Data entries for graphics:

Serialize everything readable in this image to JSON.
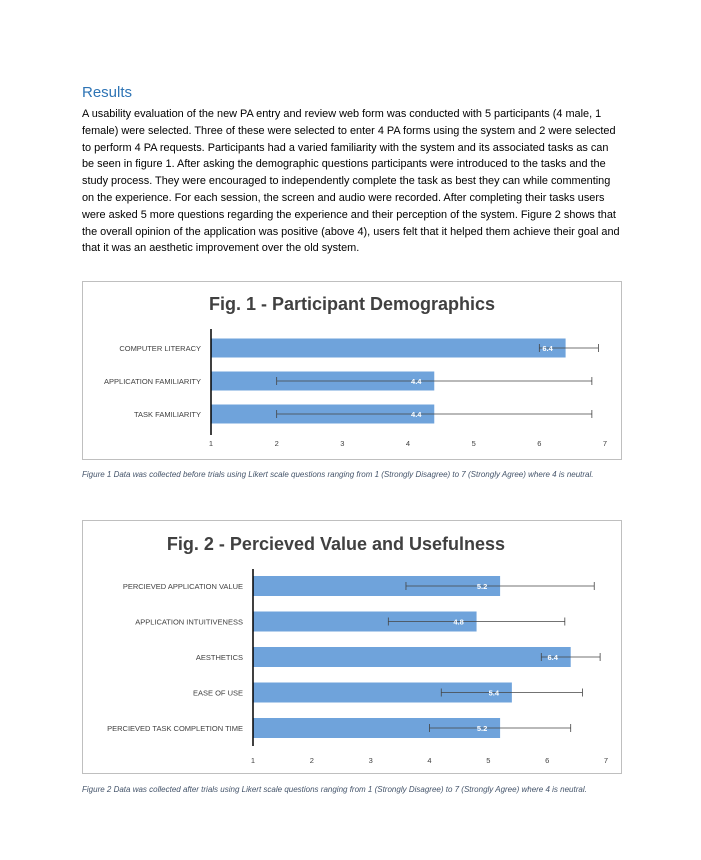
{
  "section": {
    "heading": "Results",
    "paragraph": "A usability evaluation of the new PA entry and review web form was conducted with 5 participants (4 male, 1 female) were selected. Three of these were selected to enter 4 PA forms using the system and 2 were selected to perform 4 PA requests. Participants had a varied familiarity with the system and its associated tasks as can be seen in figure 1. After asking the demographic questions participants were introduced to the tasks and the study process. They were encouraged to independently complete the task as best they can while commenting on the experience. For each session, the screen and audio were recorded. After completing their tasks users were asked 5 more questions regarding the experience and their perception of the system. Figure 2 shows that the overall opinion of the application was positive (above 4), users felt that it helped them achieve their goal and that it was an aesthetic improvement over the old system."
  },
  "chart_data": [
    {
      "type": "bar",
      "orientation": "horizontal",
      "title": "Fig. 1 - Participant Demographics",
      "categories": [
        "COMPUTER LITERACY",
        "APPLICATION FAMILIARITY",
        "TASK FAMILIARITY"
      ],
      "values": [
        6.4,
        4.4,
        4.4
      ],
      "data_labels": [
        "6.4",
        "4.4",
        "4.4"
      ],
      "error_low": [
        6.0,
        2.0,
        2.0
      ],
      "error_high": [
        6.9,
        6.8,
        6.8
      ],
      "xlim": [
        1,
        7
      ],
      "xticks": [
        "1",
        "2",
        "3",
        "4",
        "5",
        "6",
        "7"
      ],
      "bar_color": "#6fa3db",
      "caption": "Figure 1 Data was collected before trials using Likert scale questions ranging from 1 (Strongly Disagree) to 7 (Strongly Agree) where 4 is neutral."
    },
    {
      "type": "bar",
      "orientation": "horizontal",
      "title": "Fig. 2 - Percieved Value and Usefulness",
      "categories": [
        "PERCIEVED APPLICATION VALUE",
        "APPLICATION INTUITIVENESS",
        "AESTHETICS",
        "EASE OF USE",
        "PERCIEVED TASK COMPLETION TIME"
      ],
      "values": [
        5.2,
        4.8,
        6.4,
        5.4,
        5.2
      ],
      "data_labels": [
        "5.2",
        "4.8",
        "6.4",
        "5.4",
        "5.2"
      ],
      "error_low": [
        3.6,
        3.3,
        5.9,
        4.2,
        4.0
      ],
      "error_high": [
        6.8,
        6.3,
        6.9,
        6.6,
        6.4
      ],
      "xlim": [
        1,
        7
      ],
      "xticks": [
        "1",
        "2",
        "3",
        "4",
        "5",
        "6",
        "7"
      ],
      "bar_color": "#6fa3db",
      "caption": "Figure 2 Data was collected after trials using Likert scale questions ranging from 1 (Strongly Disagree) to 7 (Strongly Agree) where 4 is neutral."
    }
  ]
}
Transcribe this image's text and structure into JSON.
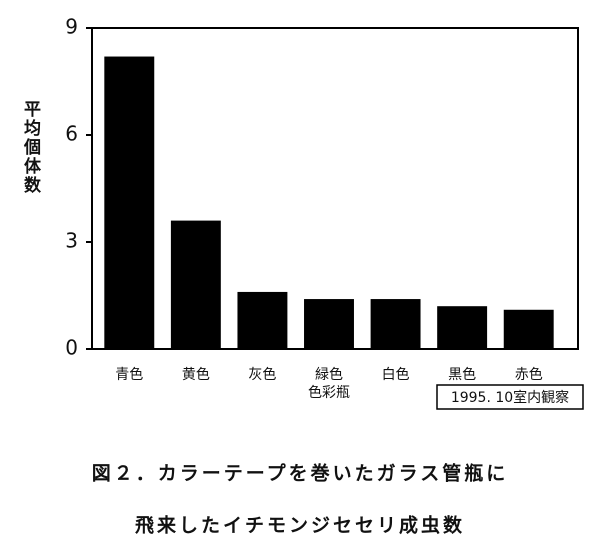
{
  "chart_data": {
    "type": "bar",
    "y_label": "平均個体数",
    "categories": [
      "青色",
      "黄色",
      "灰色",
      "緑色\n色彩瓶",
      "白色",
      "黒色",
      "赤色"
    ],
    "values": [
      8.2,
      3.6,
      1.6,
      1.4,
      1.4,
      1.2,
      1.1
    ],
    "color": "#000000",
    "ylim": [
      0,
      9
    ],
    "yticks": [
      0,
      3,
      6,
      9
    ],
    "annotation": "1995. 10室内観察",
    "caption": [
      "図２．カラーテープを巻いたガラス管瓶に",
      "飛来したイチモンジセセリ成虫数"
    ]
  }
}
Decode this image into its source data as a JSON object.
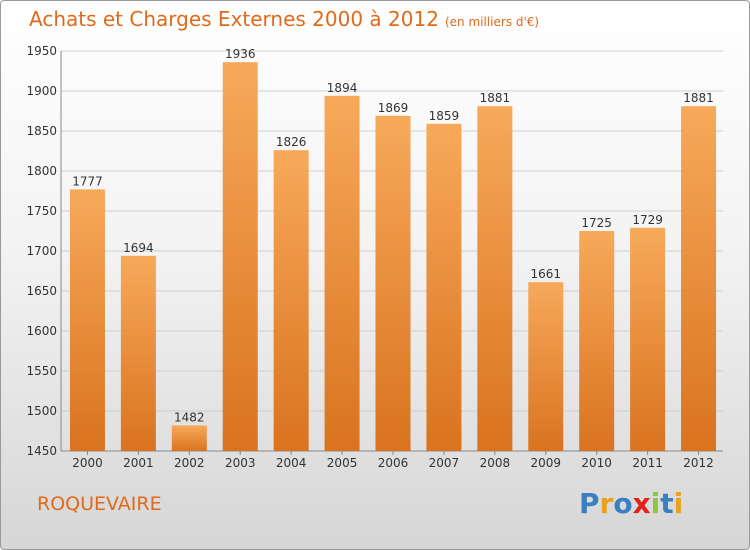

WRITTEN EXERCISE:
Quote the records in full and exactly; skip any image.

ANSWER TO THE TASK:
Serialize everything readable in this image to JSON.
{
  "section": {
    "heading": "Results",
    "paragraph": "A usability evaluation of the new PA entry and review web form was conducted with 5 participants (4 male, 1 female) were selected. Three of these were selected to enter 4 PA forms using the system and 2 were selected to perform 4 PA requests. Participants had a varied familiarity with the system and its associated tasks as can be seen in figure 1. After asking the demographic questions participants were introduced to the tasks and the study process. They were encouraged to independently complete the task as best they can while commenting on the experience. For each session, the screen and audio were recorded. After completing their tasks users were asked 5 more questions regarding the experience and their perception of the system. Figure 2 shows that the overall opinion of the application was positive (above 4), users felt that it helped them achieve their goal and that it was an aesthetic improvement over the old system."
  },
  "chart_data": [
    {
      "type": "bar",
      "orientation": "horizontal",
      "title": "Fig. 1 - Participant Demographics",
      "categories": [
        "COMPUTER LITERACY",
        "APPLICATION FAMILIARITY",
        "TASK FAMILIARITY"
      ],
      "values": [
        6.4,
        4.4,
        4.4
      ],
      "data_labels": [
        "6.4",
        "4.4",
        "4.4"
      ],
      "error_low": [
        6.0,
        2.0,
        2.0
      ],
      "error_high": [
        6.9,
        6.8,
        6.8
      ],
      "xlim": [
        1,
        7
      ],
      "xticks": [
        "1",
        "2",
        "3",
        "4",
        "5",
        "6",
        "7"
      ],
      "bar_color": "#6fa3db",
      "caption": "Figure 1 Data was collected before trials using Likert scale questions ranging from 1 (Strongly Disagree) to 7 (Strongly Agree) where 4 is neutral."
    },
    {
      "type": "bar",
      "orientation": "horizontal",
      "title": "Fig. 2 - Percieved Value and Usefulness",
      "categories": [
        "PERCIEVED APPLICATION VALUE",
        "APPLICATION INTUITIVENESS",
        "AESTHETICS",
        "EASE OF USE",
        "PERCIEVED TASK COMPLETION TIME"
      ],
      "values": [
        5.2,
        4.8,
        6.4,
        5.4,
        5.2
      ],
      "data_labels": [
        "5.2",
        "4.8",
        "6.4",
        "5.4",
        "5.2"
      ],
      "error_low": [
        3.6,
        3.3,
        5.9,
        4.2,
        4.0
      ],
      "error_high": [
        6.8,
        6.3,
        6.9,
        6.6,
        6.4
      ],
      "xlim": [
        1,
        7
      ],
      "xticks": [
        "1",
        "2",
        "3",
        "4",
        "5",
        "6",
        "7"
      ],
      "bar_color": "#6fa3db",
      "caption": "Figure 2 Data was collected after trials using Likert scale questions ranging from 1 (Strongly Disagree) to 7 (Strongly Agree) where 4 is neutral."
    }
  ]
}
Transcribe this image's text and structure into JSON.
{
  "chart_data": {
    "type": "bar",
    "y_label": "平均個体数",
    "categories": [
      "青色",
      "黄色",
      "灰色",
      "緑色\n色彩瓶",
      "白色",
      "黒色",
      "赤色"
    ],
    "values": [
      8.2,
      3.6,
      1.6,
      1.4,
      1.4,
      1.2,
      1.1
    ],
    "color": "#000000",
    "ylim": [
      0,
      9
    ],
    "yticks": [
      0,
      3,
      6,
      9
    ],
    "annotation": "1995. 10室内観察",
    "caption": [
      "図２．カラーテープを巻いたガラス管瓶に",
      "飛来したイチモンジセセリ成虫数"
    ]
  }
}
Decode this image into its source data as a JSON object.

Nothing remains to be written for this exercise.